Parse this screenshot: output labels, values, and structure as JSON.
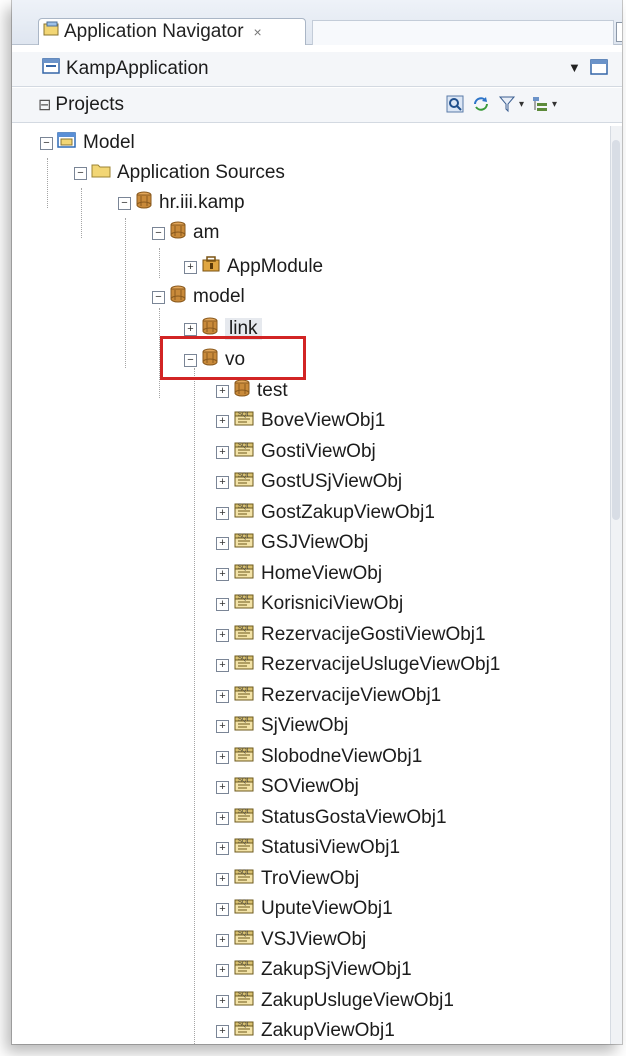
{
  "tab": {
    "title": "Application Navigator",
    "close": "×"
  },
  "app": {
    "name": "KampApplication"
  },
  "projects": {
    "title": "Projects"
  },
  "tree": {
    "model": "Model",
    "app_sources": "Application Sources",
    "pkg": "hr.iii.kamp",
    "am": "am",
    "appmodule": "AppModule",
    "model_pkg": "model",
    "link": "link",
    "vo": "vo",
    "test": "test",
    "view_objects": [
      "BoveViewObj1",
      "GostiViewObj",
      "GostUSjViewObj",
      "GostZakupViewObj1",
      "GSJViewObj",
      "HomeViewObj",
      "KorisniciViewObj",
      "RezervacijeGostiViewObj1",
      "RezervacijeUslugeViewObj1",
      "RezervacijeViewObj1",
      "SjViewObj",
      "SlobodneViewObj1",
      "SOViewObj",
      "StatusGostaViewObj1",
      "StatusiViewObj1",
      "TroViewObj",
      "UputeViewObj1",
      "VSJViewObj",
      "ZakupSjViewObj1",
      "ZakupUslugeViewObj1",
      "ZakupViewObj1"
    ]
  },
  "colors": {
    "highlight": "#d22424",
    "folder": "#f2d675",
    "package": "#c98a3a"
  }
}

- - -

Stated task: Reproduce each line exactly as it appears, omitting the pictures.

Exercise result:
Parse this screenshot: output labels, values, and structure as JSON.
{
  "tab": {
    "title": "Application Navigator",
    "close": "×"
  },
  "app": {
    "name": "KampApplication"
  },
  "projects": {
    "title": "Projects"
  },
  "tree": {
    "model": "Model",
    "app_sources": "Application Sources",
    "pkg": "hr.iii.kamp",
    "am": "am",
    "appmodule": "AppModule",
    "model_pkg": "model",
    "link": "link",
    "vo": "vo",
    "test": "test",
    "view_objects": [
      "BoveViewObj1",
      "GostiViewObj",
      "GostUSjViewObj",
      "GostZakupViewObj1",
      "GSJViewObj",
      "HomeViewObj",
      "KorisniciViewObj",
      "RezervacijeGostiViewObj1",
      "RezervacijeUslugeViewObj1",
      "RezervacijeViewObj1",
      "SjViewObj",
      "SlobodneViewObj1",
      "SOViewObj",
      "StatusGostaViewObj1",
      "StatusiViewObj1",
      "TroViewObj",
      "UputeViewObj1",
      "VSJViewObj",
      "ZakupSjViewObj1",
      "ZakupUslugeViewObj1",
      "ZakupViewObj1"
    ]
  },
  "colors": {
    "highlight": "#d22424",
    "folder": "#f2d675",
    "package": "#c98a3a"
  }
}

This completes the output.